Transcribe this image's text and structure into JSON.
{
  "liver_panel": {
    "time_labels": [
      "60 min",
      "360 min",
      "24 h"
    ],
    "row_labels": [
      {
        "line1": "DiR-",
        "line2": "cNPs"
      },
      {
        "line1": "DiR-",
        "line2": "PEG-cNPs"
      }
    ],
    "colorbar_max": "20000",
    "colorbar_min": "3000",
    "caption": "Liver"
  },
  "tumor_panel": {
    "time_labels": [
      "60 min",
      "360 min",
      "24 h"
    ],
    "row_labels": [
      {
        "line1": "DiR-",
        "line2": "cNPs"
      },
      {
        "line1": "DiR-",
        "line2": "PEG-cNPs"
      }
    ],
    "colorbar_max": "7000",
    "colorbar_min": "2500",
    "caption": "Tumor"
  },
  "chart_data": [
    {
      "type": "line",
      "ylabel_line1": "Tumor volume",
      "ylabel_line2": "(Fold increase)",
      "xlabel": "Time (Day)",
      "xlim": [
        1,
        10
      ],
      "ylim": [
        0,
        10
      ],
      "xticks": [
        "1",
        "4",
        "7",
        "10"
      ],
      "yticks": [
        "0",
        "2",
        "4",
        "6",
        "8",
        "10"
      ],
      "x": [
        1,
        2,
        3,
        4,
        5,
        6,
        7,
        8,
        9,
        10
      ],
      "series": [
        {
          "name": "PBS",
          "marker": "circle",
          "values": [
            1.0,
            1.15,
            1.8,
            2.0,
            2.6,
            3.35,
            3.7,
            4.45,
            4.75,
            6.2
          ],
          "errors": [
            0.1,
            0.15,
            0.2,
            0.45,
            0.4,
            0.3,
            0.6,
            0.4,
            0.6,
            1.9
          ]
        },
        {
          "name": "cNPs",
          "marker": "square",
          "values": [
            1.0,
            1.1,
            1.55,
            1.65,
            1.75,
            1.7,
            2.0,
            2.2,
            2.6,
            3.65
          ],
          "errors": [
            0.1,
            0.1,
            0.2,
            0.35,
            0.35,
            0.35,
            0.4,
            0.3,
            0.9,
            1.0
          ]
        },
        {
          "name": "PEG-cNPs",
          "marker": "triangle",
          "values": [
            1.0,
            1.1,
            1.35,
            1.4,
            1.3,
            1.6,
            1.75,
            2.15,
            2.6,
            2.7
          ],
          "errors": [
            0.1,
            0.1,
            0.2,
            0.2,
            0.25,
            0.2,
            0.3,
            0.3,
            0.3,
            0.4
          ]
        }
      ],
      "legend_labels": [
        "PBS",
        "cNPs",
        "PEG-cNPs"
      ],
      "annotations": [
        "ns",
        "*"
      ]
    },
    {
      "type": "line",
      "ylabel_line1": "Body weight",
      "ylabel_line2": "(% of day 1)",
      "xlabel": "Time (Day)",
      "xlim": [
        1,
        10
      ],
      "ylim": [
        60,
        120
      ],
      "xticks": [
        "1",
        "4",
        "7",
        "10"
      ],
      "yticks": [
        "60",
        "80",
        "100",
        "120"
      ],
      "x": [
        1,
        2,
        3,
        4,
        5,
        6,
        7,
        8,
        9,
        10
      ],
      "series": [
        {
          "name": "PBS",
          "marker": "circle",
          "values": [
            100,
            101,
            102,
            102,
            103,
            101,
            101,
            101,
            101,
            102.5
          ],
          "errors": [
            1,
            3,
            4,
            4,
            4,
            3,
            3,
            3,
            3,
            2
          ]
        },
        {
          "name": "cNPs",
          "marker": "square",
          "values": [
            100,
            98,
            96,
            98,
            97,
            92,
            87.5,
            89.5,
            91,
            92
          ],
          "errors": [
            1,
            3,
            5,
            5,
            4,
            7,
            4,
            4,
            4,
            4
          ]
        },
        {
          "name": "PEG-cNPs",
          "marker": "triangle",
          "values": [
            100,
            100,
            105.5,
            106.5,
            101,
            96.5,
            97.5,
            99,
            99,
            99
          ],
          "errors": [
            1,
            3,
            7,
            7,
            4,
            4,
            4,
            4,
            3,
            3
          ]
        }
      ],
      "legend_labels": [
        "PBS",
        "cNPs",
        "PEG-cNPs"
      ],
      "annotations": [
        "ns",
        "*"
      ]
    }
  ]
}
...
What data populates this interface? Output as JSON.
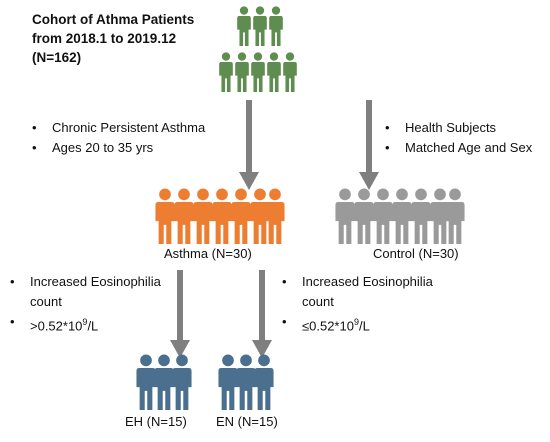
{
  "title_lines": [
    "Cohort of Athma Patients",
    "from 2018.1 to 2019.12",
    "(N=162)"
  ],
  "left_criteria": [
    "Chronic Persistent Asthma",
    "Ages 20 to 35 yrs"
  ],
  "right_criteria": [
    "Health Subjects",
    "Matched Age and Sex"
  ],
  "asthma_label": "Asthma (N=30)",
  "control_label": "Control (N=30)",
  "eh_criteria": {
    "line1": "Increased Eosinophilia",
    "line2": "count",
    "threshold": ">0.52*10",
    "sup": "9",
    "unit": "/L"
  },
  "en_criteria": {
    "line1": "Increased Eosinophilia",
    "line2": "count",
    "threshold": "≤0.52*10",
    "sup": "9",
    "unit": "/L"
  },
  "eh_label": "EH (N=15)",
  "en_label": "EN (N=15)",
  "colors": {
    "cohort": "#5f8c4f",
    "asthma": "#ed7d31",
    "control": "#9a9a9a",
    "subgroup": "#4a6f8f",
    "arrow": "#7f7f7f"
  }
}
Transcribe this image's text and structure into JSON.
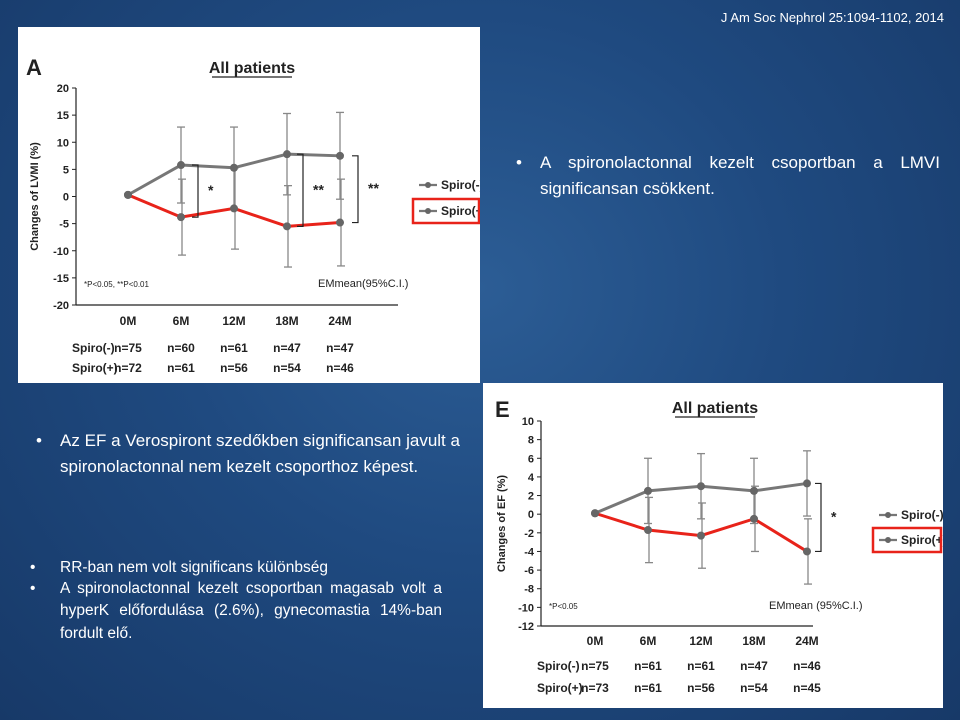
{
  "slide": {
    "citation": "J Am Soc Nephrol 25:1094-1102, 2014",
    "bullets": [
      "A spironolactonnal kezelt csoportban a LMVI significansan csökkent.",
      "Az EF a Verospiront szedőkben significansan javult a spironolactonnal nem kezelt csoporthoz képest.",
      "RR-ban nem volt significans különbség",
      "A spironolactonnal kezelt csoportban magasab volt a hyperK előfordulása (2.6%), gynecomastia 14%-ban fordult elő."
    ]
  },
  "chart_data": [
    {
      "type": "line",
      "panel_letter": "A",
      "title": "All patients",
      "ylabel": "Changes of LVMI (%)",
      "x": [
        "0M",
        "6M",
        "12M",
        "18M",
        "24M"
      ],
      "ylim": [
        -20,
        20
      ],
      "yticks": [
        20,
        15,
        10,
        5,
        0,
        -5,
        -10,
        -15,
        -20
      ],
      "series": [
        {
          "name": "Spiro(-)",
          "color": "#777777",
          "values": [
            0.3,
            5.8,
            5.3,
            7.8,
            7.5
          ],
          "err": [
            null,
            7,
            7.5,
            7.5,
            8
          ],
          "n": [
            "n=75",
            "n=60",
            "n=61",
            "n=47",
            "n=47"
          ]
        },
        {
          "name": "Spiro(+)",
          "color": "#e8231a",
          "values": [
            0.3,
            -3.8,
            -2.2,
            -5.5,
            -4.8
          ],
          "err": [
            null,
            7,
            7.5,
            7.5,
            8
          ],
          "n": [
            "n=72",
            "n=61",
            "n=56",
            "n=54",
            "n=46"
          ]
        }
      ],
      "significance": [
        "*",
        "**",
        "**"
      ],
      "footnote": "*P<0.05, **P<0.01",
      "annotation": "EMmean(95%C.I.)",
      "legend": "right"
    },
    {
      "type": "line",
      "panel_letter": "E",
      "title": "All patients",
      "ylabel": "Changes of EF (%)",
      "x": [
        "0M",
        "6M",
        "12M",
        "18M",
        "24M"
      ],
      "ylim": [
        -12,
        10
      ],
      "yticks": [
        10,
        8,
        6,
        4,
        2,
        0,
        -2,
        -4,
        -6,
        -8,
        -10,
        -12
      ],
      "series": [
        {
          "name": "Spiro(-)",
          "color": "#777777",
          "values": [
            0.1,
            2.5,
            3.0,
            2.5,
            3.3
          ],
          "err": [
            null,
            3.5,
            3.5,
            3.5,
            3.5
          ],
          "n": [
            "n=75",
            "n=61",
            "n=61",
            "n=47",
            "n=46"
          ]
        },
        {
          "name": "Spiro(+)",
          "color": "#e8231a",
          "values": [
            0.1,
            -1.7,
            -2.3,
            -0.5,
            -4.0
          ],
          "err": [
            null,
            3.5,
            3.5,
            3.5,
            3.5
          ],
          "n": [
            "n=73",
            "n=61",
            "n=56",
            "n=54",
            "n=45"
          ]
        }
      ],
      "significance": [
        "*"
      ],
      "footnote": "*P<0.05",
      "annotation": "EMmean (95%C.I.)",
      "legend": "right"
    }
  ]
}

--- The task ---
Scan the data above for the word "volt". Copy every line in which it is found.

--- Result for this exercise ---
      "RR-ban nem volt significans különbség",
      "A spironolactonnal kezelt csoportban magasab volt a hyperK előfordulása (2.6%), gynecomastia 14%-ban fordult elő."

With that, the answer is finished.